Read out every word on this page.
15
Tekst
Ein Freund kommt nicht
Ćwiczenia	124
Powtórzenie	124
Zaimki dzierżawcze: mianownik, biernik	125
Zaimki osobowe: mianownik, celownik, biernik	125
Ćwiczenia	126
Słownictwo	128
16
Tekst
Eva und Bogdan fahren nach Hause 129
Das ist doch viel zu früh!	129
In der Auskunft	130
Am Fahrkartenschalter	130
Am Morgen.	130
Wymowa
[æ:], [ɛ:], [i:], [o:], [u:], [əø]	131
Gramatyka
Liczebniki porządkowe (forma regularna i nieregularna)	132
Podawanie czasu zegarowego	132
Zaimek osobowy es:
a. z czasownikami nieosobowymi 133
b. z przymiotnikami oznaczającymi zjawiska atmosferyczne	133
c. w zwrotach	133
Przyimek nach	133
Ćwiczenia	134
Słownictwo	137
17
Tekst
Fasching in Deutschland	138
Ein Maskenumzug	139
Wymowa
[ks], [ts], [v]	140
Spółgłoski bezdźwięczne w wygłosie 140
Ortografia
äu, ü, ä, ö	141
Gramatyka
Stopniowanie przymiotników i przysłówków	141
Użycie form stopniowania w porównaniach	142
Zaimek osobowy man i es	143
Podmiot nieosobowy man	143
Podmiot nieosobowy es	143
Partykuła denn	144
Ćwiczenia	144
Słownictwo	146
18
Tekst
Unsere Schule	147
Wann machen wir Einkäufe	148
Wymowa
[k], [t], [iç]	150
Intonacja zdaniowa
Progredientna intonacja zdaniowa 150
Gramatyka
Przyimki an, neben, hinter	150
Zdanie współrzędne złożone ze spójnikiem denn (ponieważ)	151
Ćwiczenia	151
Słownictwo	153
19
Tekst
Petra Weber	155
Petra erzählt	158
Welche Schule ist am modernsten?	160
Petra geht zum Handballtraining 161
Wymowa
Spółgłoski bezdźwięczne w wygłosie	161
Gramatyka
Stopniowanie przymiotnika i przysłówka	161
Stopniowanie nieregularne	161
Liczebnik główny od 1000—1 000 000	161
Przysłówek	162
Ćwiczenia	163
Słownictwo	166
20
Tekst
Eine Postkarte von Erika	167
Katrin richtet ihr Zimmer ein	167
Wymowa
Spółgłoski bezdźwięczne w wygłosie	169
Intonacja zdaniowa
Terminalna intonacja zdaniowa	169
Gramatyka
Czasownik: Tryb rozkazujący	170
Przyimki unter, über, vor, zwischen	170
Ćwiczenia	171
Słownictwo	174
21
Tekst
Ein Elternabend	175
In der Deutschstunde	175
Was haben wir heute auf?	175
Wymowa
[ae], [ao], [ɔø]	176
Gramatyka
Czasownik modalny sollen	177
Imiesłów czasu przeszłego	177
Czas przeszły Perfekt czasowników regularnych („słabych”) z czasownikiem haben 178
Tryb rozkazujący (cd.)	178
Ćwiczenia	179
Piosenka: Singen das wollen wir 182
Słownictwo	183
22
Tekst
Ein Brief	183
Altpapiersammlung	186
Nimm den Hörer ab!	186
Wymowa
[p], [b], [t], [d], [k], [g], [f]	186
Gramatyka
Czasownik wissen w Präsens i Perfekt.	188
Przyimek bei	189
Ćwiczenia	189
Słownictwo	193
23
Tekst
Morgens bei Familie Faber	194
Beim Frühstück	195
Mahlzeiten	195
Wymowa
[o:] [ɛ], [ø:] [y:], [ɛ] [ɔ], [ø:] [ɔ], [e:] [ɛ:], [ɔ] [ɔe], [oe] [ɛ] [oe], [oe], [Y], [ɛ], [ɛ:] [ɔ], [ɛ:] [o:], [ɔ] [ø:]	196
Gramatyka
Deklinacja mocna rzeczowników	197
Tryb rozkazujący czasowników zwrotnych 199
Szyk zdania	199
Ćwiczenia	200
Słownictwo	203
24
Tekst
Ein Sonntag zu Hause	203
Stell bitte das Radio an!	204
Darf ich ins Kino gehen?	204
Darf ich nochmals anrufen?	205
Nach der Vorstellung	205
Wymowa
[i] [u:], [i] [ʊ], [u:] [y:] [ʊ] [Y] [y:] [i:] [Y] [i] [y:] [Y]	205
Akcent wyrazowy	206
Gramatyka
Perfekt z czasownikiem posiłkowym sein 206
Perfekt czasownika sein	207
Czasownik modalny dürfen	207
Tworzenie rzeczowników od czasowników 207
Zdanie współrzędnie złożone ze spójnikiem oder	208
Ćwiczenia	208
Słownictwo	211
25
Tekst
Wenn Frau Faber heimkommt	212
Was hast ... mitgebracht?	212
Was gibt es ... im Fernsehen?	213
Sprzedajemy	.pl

**Task objective**
Tally the lines of the listing above that include the word "haben". Answer with the number alone.

**Final result**
2